__What is expected__:
Could you repeat the records below exactly, leaving out any pictures?

^^^^^^^^

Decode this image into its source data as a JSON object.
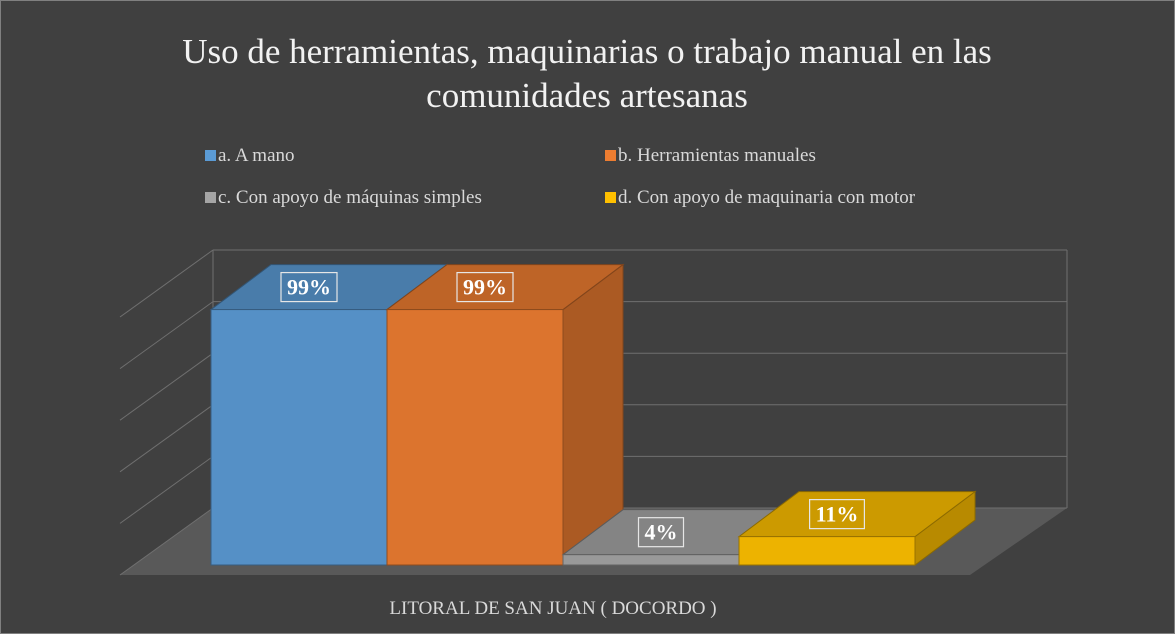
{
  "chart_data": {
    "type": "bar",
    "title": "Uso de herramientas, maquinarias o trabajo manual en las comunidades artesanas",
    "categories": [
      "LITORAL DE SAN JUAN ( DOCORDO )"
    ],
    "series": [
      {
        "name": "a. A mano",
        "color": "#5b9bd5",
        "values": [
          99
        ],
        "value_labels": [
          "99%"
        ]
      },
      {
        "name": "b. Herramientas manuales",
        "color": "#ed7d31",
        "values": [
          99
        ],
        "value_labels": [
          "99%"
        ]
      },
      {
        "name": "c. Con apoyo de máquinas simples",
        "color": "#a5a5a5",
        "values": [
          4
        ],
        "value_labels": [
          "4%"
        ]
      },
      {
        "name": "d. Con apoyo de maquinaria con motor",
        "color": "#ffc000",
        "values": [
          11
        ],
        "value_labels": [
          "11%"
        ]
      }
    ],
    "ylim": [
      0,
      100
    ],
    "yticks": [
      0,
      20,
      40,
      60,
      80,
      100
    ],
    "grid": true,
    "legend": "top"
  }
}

^^^^^^^^

__Solution__:
Decode this image into its source data as a JSON object.
{
  "chart_data": {
    "type": "bar",
    "title": "Uso de herramientas, maquinarias o trabajo manual en las comunidades artesanas",
    "categories": [
      "LITORAL DE SAN JUAN ( DOCORDO )"
    ],
    "series": [
      {
        "name": "a. A mano",
        "color": "#5b9bd5",
        "values": [
          99
        ],
        "value_labels": [
          "99%"
        ]
      },
      {
        "name": "b. Herramientas manuales",
        "color": "#ed7d31",
        "values": [
          99
        ],
        "value_labels": [
          "99%"
        ]
      },
      {
        "name": "c. Con apoyo de máquinas simples",
        "color": "#a5a5a5",
        "values": [
          4
        ],
        "value_labels": [
          "4%"
        ]
      },
      {
        "name": "d. Con apoyo de maquinaria con motor",
        "color": "#ffc000",
        "values": [
          11
        ],
        "value_labels": [
          "11%"
        ]
      }
    ],
    "ylim": [
      0,
      100
    ],
    "yticks": [
      0,
      20,
      40,
      60,
      80,
      100
    ],
    "grid": true,
    "legend": "top"
  }
}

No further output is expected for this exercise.